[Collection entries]

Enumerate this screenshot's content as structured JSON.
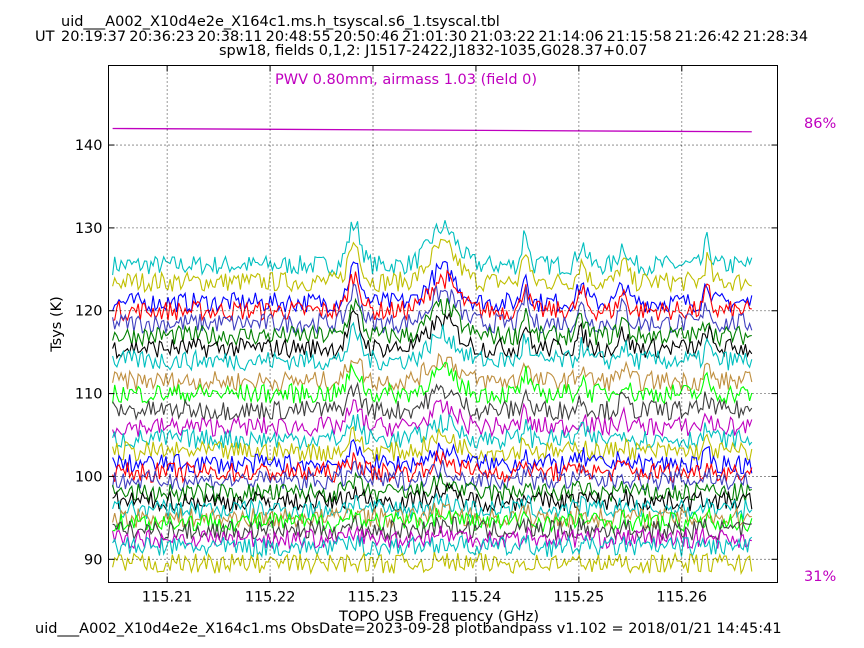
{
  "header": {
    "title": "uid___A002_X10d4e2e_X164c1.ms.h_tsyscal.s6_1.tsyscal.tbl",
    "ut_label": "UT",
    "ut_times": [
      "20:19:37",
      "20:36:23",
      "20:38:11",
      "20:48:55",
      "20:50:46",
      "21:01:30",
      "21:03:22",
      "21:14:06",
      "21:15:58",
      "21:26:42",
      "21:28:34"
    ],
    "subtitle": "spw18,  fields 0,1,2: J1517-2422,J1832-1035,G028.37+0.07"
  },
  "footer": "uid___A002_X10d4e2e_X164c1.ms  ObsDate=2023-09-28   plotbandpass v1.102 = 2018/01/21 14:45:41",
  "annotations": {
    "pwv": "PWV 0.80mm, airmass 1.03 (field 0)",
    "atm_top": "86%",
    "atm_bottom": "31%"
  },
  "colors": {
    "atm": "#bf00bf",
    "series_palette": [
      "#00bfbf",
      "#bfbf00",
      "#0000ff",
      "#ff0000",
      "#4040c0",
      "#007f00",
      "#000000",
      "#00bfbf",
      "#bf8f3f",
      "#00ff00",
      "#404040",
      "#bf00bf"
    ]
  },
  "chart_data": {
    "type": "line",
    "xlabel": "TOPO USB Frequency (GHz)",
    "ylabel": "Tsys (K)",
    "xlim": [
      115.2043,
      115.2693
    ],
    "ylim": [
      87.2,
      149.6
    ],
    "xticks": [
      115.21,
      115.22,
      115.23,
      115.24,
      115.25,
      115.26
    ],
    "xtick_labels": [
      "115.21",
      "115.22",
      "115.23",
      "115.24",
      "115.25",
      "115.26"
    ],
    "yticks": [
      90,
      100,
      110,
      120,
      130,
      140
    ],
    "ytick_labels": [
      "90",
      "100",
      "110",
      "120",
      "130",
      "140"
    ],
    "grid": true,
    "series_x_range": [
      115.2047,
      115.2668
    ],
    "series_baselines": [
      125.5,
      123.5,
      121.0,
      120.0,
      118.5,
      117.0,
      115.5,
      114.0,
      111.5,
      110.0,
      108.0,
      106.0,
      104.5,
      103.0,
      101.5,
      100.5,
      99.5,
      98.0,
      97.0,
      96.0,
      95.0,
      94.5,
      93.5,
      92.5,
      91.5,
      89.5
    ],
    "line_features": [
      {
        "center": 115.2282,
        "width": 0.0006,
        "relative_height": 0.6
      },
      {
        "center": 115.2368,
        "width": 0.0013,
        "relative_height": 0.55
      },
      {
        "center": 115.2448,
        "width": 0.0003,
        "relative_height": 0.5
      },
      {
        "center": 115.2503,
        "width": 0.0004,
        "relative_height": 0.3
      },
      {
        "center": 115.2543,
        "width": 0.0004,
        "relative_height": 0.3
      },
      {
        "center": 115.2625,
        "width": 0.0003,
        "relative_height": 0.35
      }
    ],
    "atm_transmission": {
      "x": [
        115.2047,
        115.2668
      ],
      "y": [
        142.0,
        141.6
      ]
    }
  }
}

Set exercise
Reproduce all of the entries word for word, skipping any pictures they hold.

Output below
Enumerate this screenshot's content as structured JSON.
{
  "header": {
    "title": "uid___A002_X10d4e2e_X164c1.ms.h_tsyscal.s6_1.tsyscal.tbl",
    "ut_label": "UT",
    "ut_times": [
      "20:19:37",
      "20:36:23",
      "20:38:11",
      "20:48:55",
      "20:50:46",
      "21:01:30",
      "21:03:22",
      "21:14:06",
      "21:15:58",
      "21:26:42",
      "21:28:34"
    ],
    "subtitle": "spw18,  fields 0,1,2: J1517-2422,J1832-1035,G028.37+0.07"
  },
  "footer": "uid___A002_X10d4e2e_X164c1.ms  ObsDate=2023-09-28   plotbandpass v1.102 = 2018/01/21 14:45:41",
  "annotations": {
    "pwv": "PWV 0.80mm, airmass 1.03 (field 0)",
    "atm_top": "86%",
    "atm_bottom": "31%"
  },
  "colors": {
    "atm": "#bf00bf",
    "series_palette": [
      "#00bfbf",
      "#bfbf00",
      "#0000ff",
      "#ff0000",
      "#4040c0",
      "#007f00",
      "#000000",
      "#00bfbf",
      "#bf8f3f",
      "#00ff00",
      "#404040",
      "#bf00bf"
    ]
  },
  "chart_data": {
    "type": "line",
    "xlabel": "TOPO USB Frequency (GHz)",
    "ylabel": "Tsys (K)",
    "xlim": [
      115.2043,
      115.2693
    ],
    "ylim": [
      87.2,
      149.6
    ],
    "xticks": [
      115.21,
      115.22,
      115.23,
      115.24,
      115.25,
      115.26
    ],
    "xtick_labels": [
      "115.21",
      "115.22",
      "115.23",
      "115.24",
      "115.25",
      "115.26"
    ],
    "yticks": [
      90,
      100,
      110,
      120,
      130,
      140
    ],
    "ytick_labels": [
      "90",
      "100",
      "110",
      "120",
      "130",
      "140"
    ],
    "grid": true,
    "series_x_range": [
      115.2047,
      115.2668
    ],
    "series_baselines": [
      125.5,
      123.5,
      121.0,
      120.0,
      118.5,
      117.0,
      115.5,
      114.0,
      111.5,
      110.0,
      108.0,
      106.0,
      104.5,
      103.0,
      101.5,
      100.5,
      99.5,
      98.0,
      97.0,
      96.0,
      95.0,
      94.5,
      93.5,
      92.5,
      91.5,
      89.5
    ],
    "line_features": [
      {
        "center": 115.2282,
        "width": 0.0006,
        "relative_height": 0.6
      },
      {
        "center": 115.2368,
        "width": 0.0013,
        "relative_height": 0.55
      },
      {
        "center": 115.2448,
        "width": 0.0003,
        "relative_height": 0.5
      },
      {
        "center": 115.2503,
        "width": 0.0004,
        "relative_height": 0.3
      },
      {
        "center": 115.2543,
        "width": 0.0004,
        "relative_height": 0.3
      },
      {
        "center": 115.2625,
        "width": 0.0003,
        "relative_height": 0.35
      }
    ],
    "atm_transmission": {
      "x": [
        115.2047,
        115.2668
      ],
      "y": [
        142.0,
        141.6
      ]
    }
  }
}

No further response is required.